* BEGIN *

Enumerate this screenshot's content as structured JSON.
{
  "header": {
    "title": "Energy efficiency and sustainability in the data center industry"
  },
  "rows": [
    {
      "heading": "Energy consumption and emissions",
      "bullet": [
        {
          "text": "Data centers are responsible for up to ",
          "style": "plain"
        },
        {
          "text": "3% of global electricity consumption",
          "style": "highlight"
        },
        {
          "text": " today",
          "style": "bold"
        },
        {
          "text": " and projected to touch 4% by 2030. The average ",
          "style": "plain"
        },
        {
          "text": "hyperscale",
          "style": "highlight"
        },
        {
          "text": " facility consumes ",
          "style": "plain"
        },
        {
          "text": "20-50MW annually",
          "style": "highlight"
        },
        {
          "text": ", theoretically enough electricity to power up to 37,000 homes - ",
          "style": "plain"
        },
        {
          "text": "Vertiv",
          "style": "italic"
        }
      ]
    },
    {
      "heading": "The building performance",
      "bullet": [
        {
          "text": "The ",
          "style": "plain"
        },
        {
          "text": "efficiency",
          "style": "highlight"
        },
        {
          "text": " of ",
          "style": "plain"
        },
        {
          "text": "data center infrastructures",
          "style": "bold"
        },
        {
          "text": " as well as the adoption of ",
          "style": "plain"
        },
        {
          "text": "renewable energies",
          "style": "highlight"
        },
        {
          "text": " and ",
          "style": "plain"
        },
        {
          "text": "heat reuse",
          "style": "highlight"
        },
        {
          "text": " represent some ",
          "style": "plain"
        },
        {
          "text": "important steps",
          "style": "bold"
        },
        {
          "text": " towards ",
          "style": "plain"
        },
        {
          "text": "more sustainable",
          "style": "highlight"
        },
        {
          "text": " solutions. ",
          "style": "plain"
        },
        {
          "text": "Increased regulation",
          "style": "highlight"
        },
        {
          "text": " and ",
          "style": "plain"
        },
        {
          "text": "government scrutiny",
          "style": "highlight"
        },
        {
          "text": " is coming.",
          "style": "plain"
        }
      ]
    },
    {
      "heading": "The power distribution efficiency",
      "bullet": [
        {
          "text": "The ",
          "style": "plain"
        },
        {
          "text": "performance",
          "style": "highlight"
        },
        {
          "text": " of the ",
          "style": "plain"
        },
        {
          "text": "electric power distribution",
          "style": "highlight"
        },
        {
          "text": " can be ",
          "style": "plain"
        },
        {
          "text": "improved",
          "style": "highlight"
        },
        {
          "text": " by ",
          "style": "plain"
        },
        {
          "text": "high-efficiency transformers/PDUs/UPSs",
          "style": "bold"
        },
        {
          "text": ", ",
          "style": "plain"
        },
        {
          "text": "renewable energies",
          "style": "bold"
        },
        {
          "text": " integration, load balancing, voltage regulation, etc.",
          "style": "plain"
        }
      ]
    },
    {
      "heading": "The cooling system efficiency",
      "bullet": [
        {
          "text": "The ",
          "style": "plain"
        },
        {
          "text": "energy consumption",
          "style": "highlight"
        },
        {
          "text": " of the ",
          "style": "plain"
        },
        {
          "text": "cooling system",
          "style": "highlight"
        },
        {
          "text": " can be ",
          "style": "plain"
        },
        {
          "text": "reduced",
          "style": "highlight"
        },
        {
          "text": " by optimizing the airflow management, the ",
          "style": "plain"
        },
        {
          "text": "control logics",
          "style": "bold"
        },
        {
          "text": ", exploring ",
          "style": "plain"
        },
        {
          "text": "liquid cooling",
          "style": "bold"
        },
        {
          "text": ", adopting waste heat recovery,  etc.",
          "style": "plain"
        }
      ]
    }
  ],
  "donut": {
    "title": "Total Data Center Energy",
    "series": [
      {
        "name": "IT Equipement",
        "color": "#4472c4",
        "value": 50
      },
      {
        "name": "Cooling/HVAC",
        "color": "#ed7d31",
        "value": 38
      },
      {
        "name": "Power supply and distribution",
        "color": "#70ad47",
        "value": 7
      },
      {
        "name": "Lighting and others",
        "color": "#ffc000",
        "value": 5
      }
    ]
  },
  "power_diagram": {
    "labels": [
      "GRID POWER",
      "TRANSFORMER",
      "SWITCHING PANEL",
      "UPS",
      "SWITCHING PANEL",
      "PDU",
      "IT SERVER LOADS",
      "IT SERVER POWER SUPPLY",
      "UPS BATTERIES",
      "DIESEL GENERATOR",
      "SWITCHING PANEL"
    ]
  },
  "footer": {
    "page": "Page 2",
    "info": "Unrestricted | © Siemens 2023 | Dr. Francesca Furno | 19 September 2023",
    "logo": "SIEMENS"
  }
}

* END *

Problem statement: Your task is to output the full set of records exactly as presented.

Finished task:
Enumerate this screenshot's content as structured JSON.
{
  "header": {
    "title": "Energy efficiency and sustainability in the data center industry"
  },
  "rows": [
    {
      "heading": "Energy consumption and emissions",
      "bullet": [
        {
          "text": "Data centers are responsible for up to ",
          "style": "plain"
        },
        {
          "text": "3% of global electricity consumption",
          "style": "highlight"
        },
        {
          "text": " today",
          "style": "bold"
        },
        {
          "text": " and projected to touch 4% by 2030. The average ",
          "style": "plain"
        },
        {
          "text": "hyperscale",
          "style": "highlight"
        },
        {
          "text": " facility consumes ",
          "style": "plain"
        },
        {
          "text": "20-50MW annually",
          "style": "highlight"
        },
        {
          "text": ", theoretically enough electricity to power up to 37,000 homes - ",
          "style": "plain"
        },
        {
          "text": "Vertiv",
          "style": "italic"
        }
      ]
    },
    {
      "heading": "The building performance",
      "bullet": [
        {
          "text": "The ",
          "style": "plain"
        },
        {
          "text": "efficiency",
          "style": "highlight"
        },
        {
          "text": " of ",
          "style": "plain"
        },
        {
          "text": "data center infrastructures",
          "style": "bold"
        },
        {
          "text": " as well as the adoption of ",
          "style": "plain"
        },
        {
          "text": "renewable energies",
          "style": "highlight"
        },
        {
          "text": " and ",
          "style": "plain"
        },
        {
          "text": "heat reuse",
          "style": "highlight"
        },
        {
          "text": " represent some ",
          "style": "plain"
        },
        {
          "text": "important steps",
          "style": "bold"
        },
        {
          "text": " towards ",
          "style": "plain"
        },
        {
          "text": "more sustainable",
          "style": "highlight"
        },
        {
          "text": " solutions. ",
          "style": "plain"
        },
        {
          "text": "Increased regulation",
          "style": "highlight"
        },
        {
          "text": " and ",
          "style": "plain"
        },
        {
          "text": "government scrutiny",
          "style": "highlight"
        },
        {
          "text": " is coming.",
          "style": "plain"
        }
      ]
    },
    {
      "heading": "The power distribution efficiency",
      "bullet": [
        {
          "text": "The ",
          "style": "plain"
        },
        {
          "text": "performance",
          "style": "highlight"
        },
        {
          "text": " of the ",
          "style": "plain"
        },
        {
          "text": "electric power distribution",
          "style": "highlight"
        },
        {
          "text": " can be ",
          "style": "plain"
        },
        {
          "text": "improved",
          "style": "highlight"
        },
        {
          "text": " by ",
          "style": "plain"
        },
        {
          "text": "high-efficiency transformers/PDUs/UPSs",
          "style": "bold"
        },
        {
          "text": ", ",
          "style": "plain"
        },
        {
          "text": "renewable energies",
          "style": "bold"
        },
        {
          "text": " integration, load balancing, voltage regulation, etc.",
          "style": "plain"
        }
      ]
    },
    {
      "heading": "The cooling system efficiency",
      "bullet": [
        {
          "text": "The ",
          "style": "plain"
        },
        {
          "text": "energy consumption",
          "style": "highlight"
        },
        {
          "text": " of the ",
          "style": "plain"
        },
        {
          "text": "cooling system",
          "style": "highlight"
        },
        {
          "text": " can be ",
          "style": "plain"
        },
        {
          "text": "reduced",
          "style": "highlight"
        },
        {
          "text": " by optimizing the airflow management, the ",
          "style": "plain"
        },
        {
          "text": "control logics",
          "style": "bold"
        },
        {
          "text": ", exploring ",
          "style": "plain"
        },
        {
          "text": "liquid cooling",
          "style": "bold"
        },
        {
          "text": ", adopting waste heat recovery,  etc.",
          "style": "plain"
        }
      ]
    }
  ],
  "donut": {
    "title": "Total Data Center Energy",
    "series": [
      {
        "name": "IT Equipement",
        "color": "#4472c4",
        "value": 50
      },
      {
        "name": "Cooling/HVAC",
        "color": "#ed7d31",
        "value": 38
      },
      {
        "name": "Power supply and distribution",
        "color": "#70ad47",
        "value": 7
      },
      {
        "name": "Lighting and others",
        "color": "#ffc000",
        "value": 5
      }
    ]
  },
  "power_diagram": {
    "labels": [
      "GRID POWER",
      "TRANSFORMER",
      "SWITCHING PANEL",
      "UPS",
      "SWITCHING PANEL",
      "PDU",
      "IT SERVER LOADS",
      "IT SERVER POWER SUPPLY",
      "UPS BATTERIES",
      "DIESEL GENERATOR",
      "SWITCHING PANEL"
    ]
  },
  "footer": {
    "page": "Page 2",
    "info": "Unrestricted | © Siemens 2023 | Dr. Francesca Furno | 19 September 2023",
    "logo": "SIEMENS"
  }
}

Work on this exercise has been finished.